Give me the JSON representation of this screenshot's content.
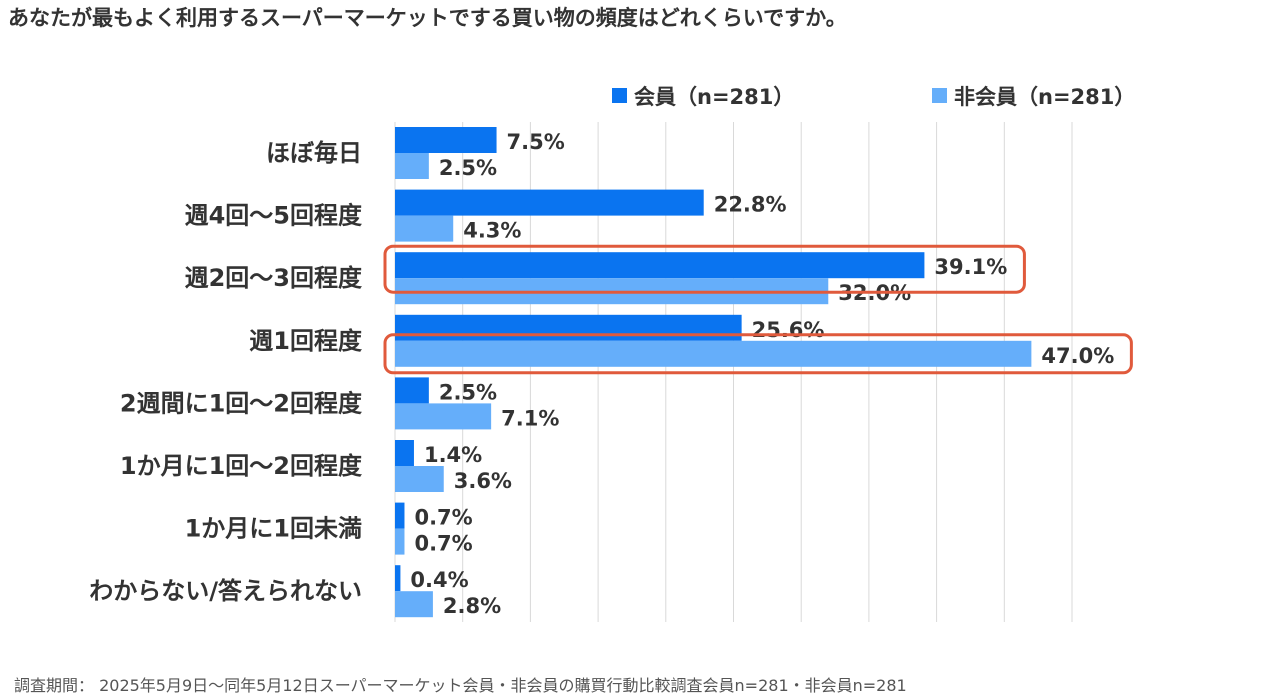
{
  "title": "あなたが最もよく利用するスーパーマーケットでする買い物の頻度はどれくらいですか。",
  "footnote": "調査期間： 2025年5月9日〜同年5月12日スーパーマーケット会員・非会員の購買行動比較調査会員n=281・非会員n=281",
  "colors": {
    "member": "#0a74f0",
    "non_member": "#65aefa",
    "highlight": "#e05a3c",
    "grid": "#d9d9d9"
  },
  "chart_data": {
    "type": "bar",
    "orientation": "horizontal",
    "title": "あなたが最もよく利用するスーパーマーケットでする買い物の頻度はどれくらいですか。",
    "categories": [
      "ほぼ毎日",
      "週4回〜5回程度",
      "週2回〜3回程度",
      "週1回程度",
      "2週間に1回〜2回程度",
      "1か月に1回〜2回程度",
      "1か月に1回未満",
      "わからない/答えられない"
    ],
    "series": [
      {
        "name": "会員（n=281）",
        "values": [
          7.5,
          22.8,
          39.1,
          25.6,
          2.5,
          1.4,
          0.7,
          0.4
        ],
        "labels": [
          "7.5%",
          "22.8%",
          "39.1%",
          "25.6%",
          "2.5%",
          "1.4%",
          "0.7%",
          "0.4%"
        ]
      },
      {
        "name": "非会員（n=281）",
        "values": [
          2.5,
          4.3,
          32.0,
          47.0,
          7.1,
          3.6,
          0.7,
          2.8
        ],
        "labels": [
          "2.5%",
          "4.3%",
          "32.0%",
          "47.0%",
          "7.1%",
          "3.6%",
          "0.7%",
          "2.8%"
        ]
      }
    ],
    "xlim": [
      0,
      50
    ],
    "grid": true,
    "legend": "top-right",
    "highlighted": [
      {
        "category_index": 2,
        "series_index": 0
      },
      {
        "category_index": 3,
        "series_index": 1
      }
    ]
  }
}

********************

TO DO
Return to the listing above and set it down exactly, leaving out its pictures.

RESPONSE
Give me the JSON representation of this screenshot's content.
{
  "title": "あなたが最もよく利用するスーパーマーケットでする買い物の頻度はどれくらいですか。",
  "footnote": "調査期間： 2025年5月9日〜同年5月12日スーパーマーケット会員・非会員の購買行動比較調査会員n=281・非会員n=281",
  "colors": {
    "member": "#0a74f0",
    "non_member": "#65aefa",
    "highlight": "#e05a3c",
    "grid": "#d9d9d9"
  },
  "chart_data": {
    "type": "bar",
    "orientation": "horizontal",
    "title": "あなたが最もよく利用するスーパーマーケットでする買い物の頻度はどれくらいですか。",
    "categories": [
      "ほぼ毎日",
      "週4回〜5回程度",
      "週2回〜3回程度",
      "週1回程度",
      "2週間に1回〜2回程度",
      "1か月に1回〜2回程度",
      "1か月に1回未満",
      "わからない/答えられない"
    ],
    "series": [
      {
        "name": "会員（n=281）",
        "values": [
          7.5,
          22.8,
          39.1,
          25.6,
          2.5,
          1.4,
          0.7,
          0.4
        ],
        "labels": [
          "7.5%",
          "22.8%",
          "39.1%",
          "25.6%",
          "2.5%",
          "1.4%",
          "0.7%",
          "0.4%"
        ]
      },
      {
        "name": "非会員（n=281）",
        "values": [
          2.5,
          4.3,
          32.0,
          47.0,
          7.1,
          3.6,
          0.7,
          2.8
        ],
        "labels": [
          "2.5%",
          "4.3%",
          "32.0%",
          "47.0%",
          "7.1%",
          "3.6%",
          "0.7%",
          "2.8%"
        ]
      }
    ],
    "xlim": [
      0,
      50
    ],
    "grid": true,
    "legend": "top-right",
    "highlighted": [
      {
        "category_index": 2,
        "series_index": 0
      },
      {
        "category_index": 3,
        "series_index": 1
      }
    ]
  }
}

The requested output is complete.